* Begin *
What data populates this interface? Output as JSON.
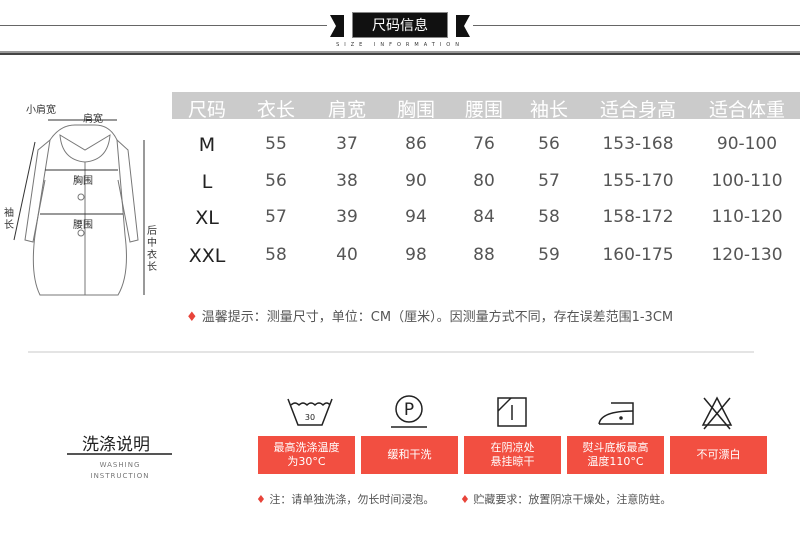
{
  "header": {
    "title": "尺码信息",
    "subtitle": "SIZE INFORMATION"
  },
  "diagram": {
    "labels": {
      "small_shoulder": "小肩宽",
      "shoulder": "肩宽",
      "chest": "胸围",
      "waist": "腰围",
      "sleeve": "袖长",
      "back_length": "后中衣长"
    }
  },
  "table": {
    "columns": [
      "尺码",
      "衣长",
      "肩宽",
      "胸围",
      "腰围",
      "袖长",
      "适合身高",
      "适合体重"
    ],
    "rows": [
      [
        "M",
        "55",
        "37",
        "86",
        "76",
        "56",
        "153-168",
        "90-100"
      ],
      [
        "L",
        "56",
        "38",
        "90",
        "80",
        "57",
        "155-170",
        "100-110"
      ],
      [
        "XL",
        "57",
        "39",
        "94",
        "84",
        "58",
        "158-172",
        "110-120"
      ],
      [
        "XXL",
        "58",
        "40",
        "98",
        "88",
        "59",
        "160-175",
        "120-130"
      ]
    ]
  },
  "tip": "温馨提示：测量尺寸，单位：CM（厘米）。因测量方式不同，存在误差范围1-3CM",
  "washing": {
    "title": "洗涤说明",
    "subtitle1": "WASHING",
    "subtitle2": "INSTRUCTION",
    "items": [
      {
        "icon": "wash-30-icon",
        "label": "最高洗涤温度\n为30°C",
        "icon_text": "30"
      },
      {
        "icon": "dry-clean-p-icon",
        "label": "缓和干洗",
        "icon_text": "P"
      },
      {
        "icon": "shade-dry-hang-icon",
        "label": "在阴凉处\n悬挂晾干"
      },
      {
        "icon": "iron-low-icon",
        "label": "熨斗底板最高\n温度110°C"
      },
      {
        "icon": "no-bleach-icon",
        "label": "不可漂白"
      }
    ],
    "note1": "注：请单独洗涤，勿长时间浸泡。",
    "note2": "贮藏要求：放置阴凉干燥处，注意防蛀。"
  },
  "colors": {
    "accent": "#f24f41",
    "header_band": "#cbcbcb"
  }
}
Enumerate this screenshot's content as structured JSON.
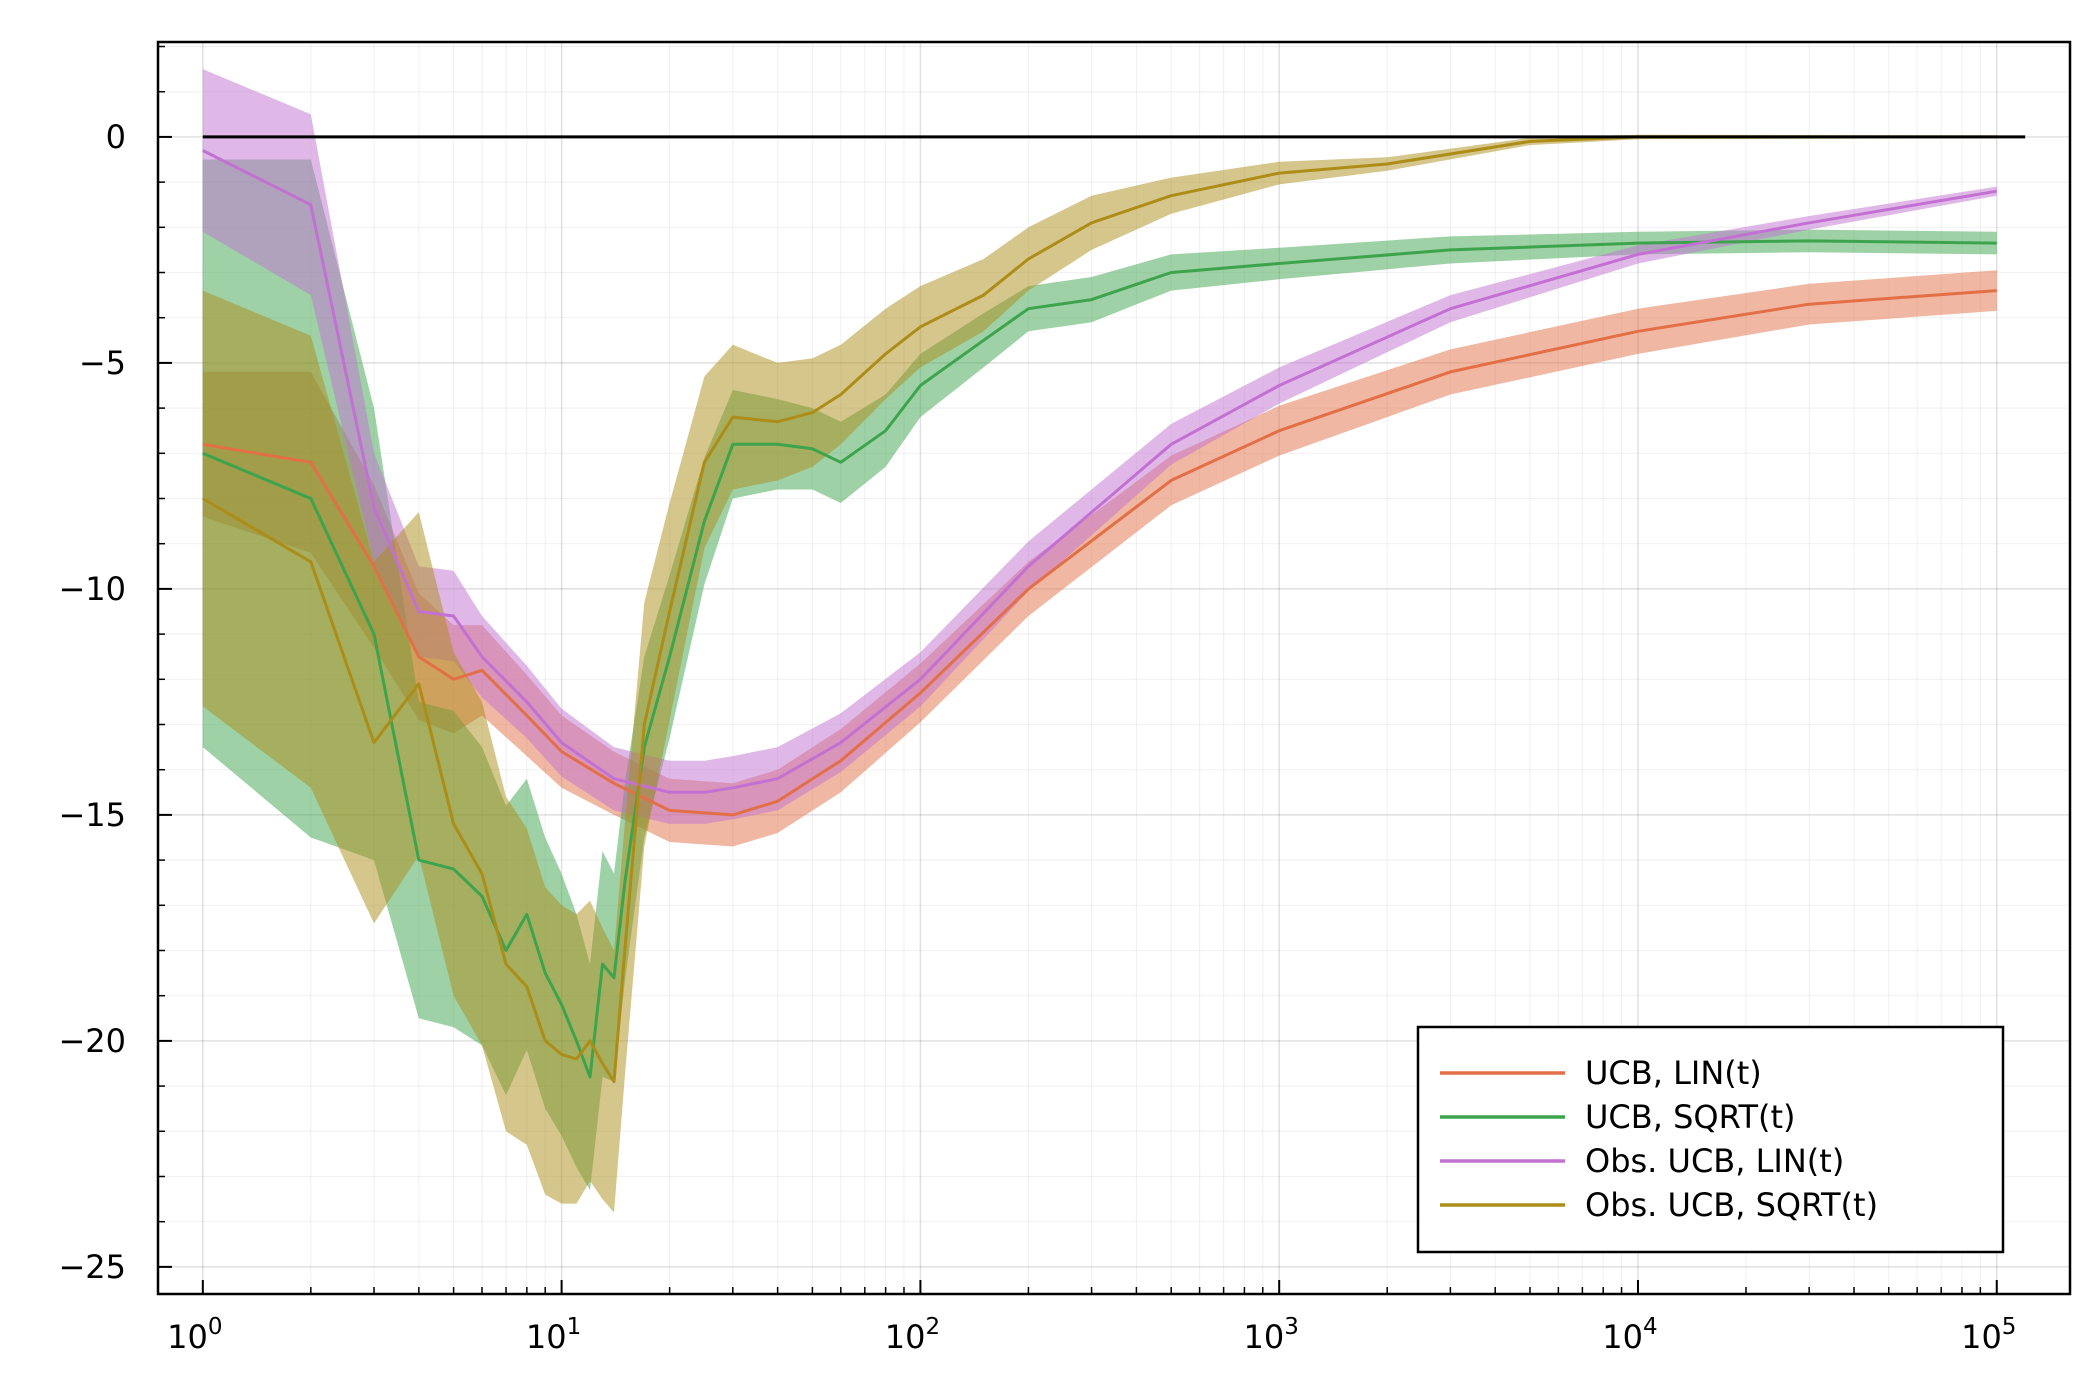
{
  "chart_data": {
    "type": "line",
    "title": "",
    "xlabel": "",
    "ylabel": "",
    "x_scale": "log10",
    "xlim": [
      0.75,
      160000
    ],
    "ylim": [
      -25.6,
      2.1
    ],
    "x_ticks": [
      {
        "value": 1,
        "base": "10",
        "exp": "0"
      },
      {
        "value": 10,
        "base": "10",
        "exp": "1"
      },
      {
        "value": 100,
        "base": "10",
        "exp": "2"
      },
      {
        "value": 1000,
        "base": "10",
        "exp": "3"
      },
      {
        "value": 10000,
        "base": "10",
        "exp": "4"
      },
      {
        "value": 100000,
        "base": "10",
        "exp": "5"
      }
    ],
    "y_ticks": [
      {
        "value": 0,
        "label": "0"
      },
      {
        "value": -5,
        "label": "−5"
      },
      {
        "value": -10,
        "label": "−10"
      },
      {
        "value": -15,
        "label": "−15"
      },
      {
        "value": -20,
        "label": "−20"
      },
      {
        "value": -25,
        "label": "−25"
      }
    ],
    "grid": true,
    "legend_position": "bottom-right",
    "reference_line": {
      "y": 0,
      "color": "#000000"
    },
    "series": [
      {
        "name": "UCB, LIN(t)",
        "color": "#e26f46",
        "x": [
          1,
          2,
          3,
          4,
          5,
          6,
          8,
          10,
          14,
          20,
          30,
          40,
          60,
          100,
          200,
          500,
          1000,
          3000,
          10000,
          30000,
          100000
        ],
        "y": [
          -6.8,
          -7.2,
          -9.5,
          -11.5,
          -12.0,
          -11.8,
          -12.8,
          -13.6,
          -14.3,
          -14.9,
          -15.0,
          -14.7,
          -13.8,
          -12.3,
          -10.0,
          -7.6,
          -6.5,
          -5.2,
          -4.3,
          -3.7,
          -3.4
        ],
        "band": [
          1.6,
          2.0,
          1.8,
          1.4,
          1.2,
          1.0,
          0.9,
          0.8,
          0.7,
          0.7,
          0.7,
          0.7,
          0.7,
          0.65,
          0.6,
          0.55,
          0.55,
          0.5,
          0.5,
          0.45,
          0.45
        ]
      },
      {
        "name": "UCB, SQRT(t)",
        "color": "#3da44d",
        "x": [
          1,
          2,
          3,
          4,
          5,
          6,
          7,
          8,
          9,
          10,
          11,
          12,
          13,
          14,
          15,
          17,
          20,
          25,
          30,
          40,
          50,
          60,
          80,
          100,
          150,
          200,
          300,
          500,
          1000,
          3000,
          10000,
          30000,
          100000
        ],
        "y": [
          -7.0,
          -8.0,
          -11.0,
          -16.0,
          -16.2,
          -16.8,
          -18.0,
          -17.2,
          -18.5,
          -19.2,
          -20.0,
          -20.8,
          -18.3,
          -18.6,
          -16.5,
          -13.5,
          -11.5,
          -8.5,
          -6.8,
          -6.8,
          -6.9,
          -7.2,
          -6.5,
          -5.5,
          -4.5,
          -3.8,
          -3.6,
          -3.0,
          -2.8,
          -2.5,
          -2.35,
          -2.3,
          -2.35
        ],
        "band": [
          6.5,
          7.5,
          5.0,
          3.5,
          3.5,
          3.3,
          3.2,
          3.0,
          3.0,
          2.9,
          2.8,
          2.5,
          2.5,
          2.3,
          2.2,
          2.0,
          1.8,
          1.4,
          1.2,
          1.0,
          0.9,
          0.9,
          0.8,
          0.7,
          0.6,
          0.5,
          0.5,
          0.4,
          0.35,
          0.3,
          0.25,
          0.25,
          0.25
        ]
      },
      {
        "name": "Obs. UCB, LIN(t)",
        "color": "#c271d2",
        "x": [
          1,
          2,
          3,
          4,
          5,
          6,
          8,
          10,
          14,
          20,
          25,
          30,
          40,
          60,
          100,
          200,
          500,
          1000,
          3000,
          10000,
          30000,
          100000
        ],
        "y": [
          -0.3,
          -1.5,
          -8.2,
          -10.5,
          -10.6,
          -11.5,
          -12.5,
          -13.4,
          -14.2,
          -14.5,
          -14.5,
          -14.4,
          -14.2,
          -13.4,
          -12.0,
          -9.5,
          -6.8,
          -5.5,
          -3.8,
          -2.6,
          -1.9,
          -1.2
        ],
        "band": [
          1.8,
          2.0,
          1.2,
          1.0,
          1.0,
          0.9,
          0.8,
          0.75,
          0.7,
          0.7,
          0.7,
          0.7,
          0.7,
          0.65,
          0.6,
          0.55,
          0.45,
          0.4,
          0.3,
          0.2,
          0.15,
          0.1
        ]
      },
      {
        "name": "Obs. UCB, SQRT(t)",
        "color": "#ac8d18",
        "x": [
          1,
          2,
          3,
          4,
          5,
          6,
          7,
          8,
          9,
          10,
          11,
          12,
          13,
          14,
          15,
          17,
          20,
          25,
          30,
          40,
          50,
          60,
          80,
          100,
          150,
          200,
          300,
          500,
          1000,
          2000,
          5000,
          10000,
          100000
        ],
        "y": [
          -8.0,
          -9.4,
          -13.4,
          -12.1,
          -15.2,
          -16.3,
          -18.3,
          -18.8,
          -20.0,
          -20.3,
          -20.4,
          -20.0,
          -20.5,
          -20.9,
          -18.0,
          -13.0,
          -10.5,
          -7.2,
          -6.2,
          -6.3,
          -6.1,
          -5.7,
          -4.8,
          -4.2,
          -3.5,
          -2.7,
          -1.9,
          -1.3,
          -0.8,
          -0.6,
          -0.1,
          0.0,
          0.0
        ],
        "band": [
          4.6,
          5.0,
          4.0,
          3.8,
          3.8,
          3.8,
          3.7,
          3.5,
          3.4,
          3.3,
          3.2,
          3.1,
          3.0,
          2.9,
          2.8,
          2.7,
          2.4,
          1.9,
          1.6,
          1.3,
          1.2,
          1.1,
          1.0,
          0.9,
          0.8,
          0.7,
          0.6,
          0.4,
          0.25,
          0.15,
          0.08,
          0.05,
          0.03
        ]
      }
    ]
  }
}
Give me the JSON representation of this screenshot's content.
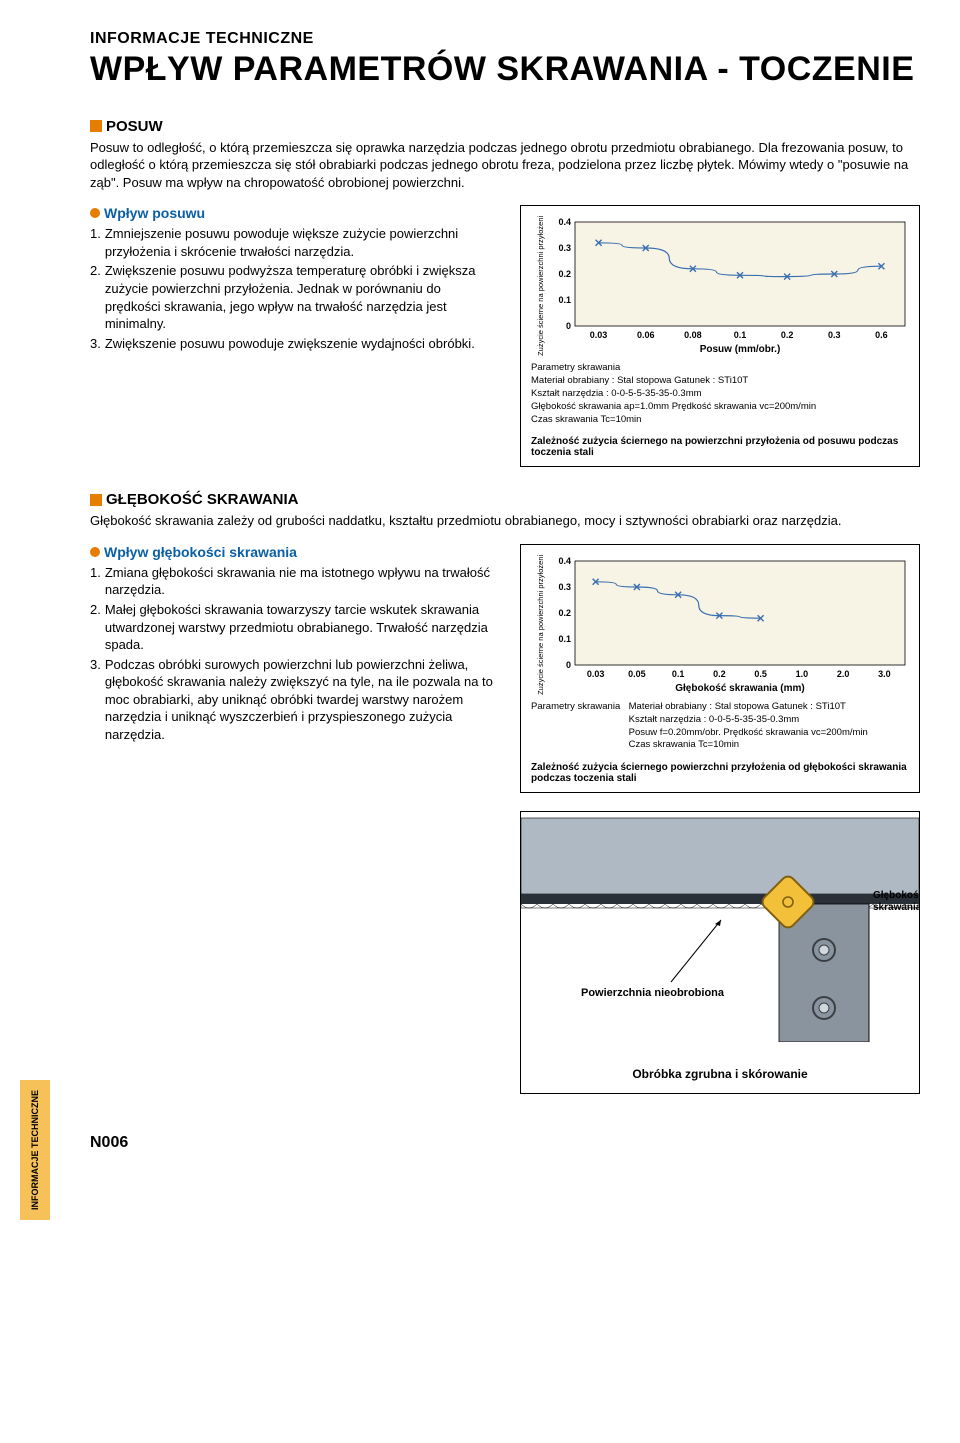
* End *
__Work to do__
Say how many lines in the records hold the string "this", and say nothing else.

__Full output__
3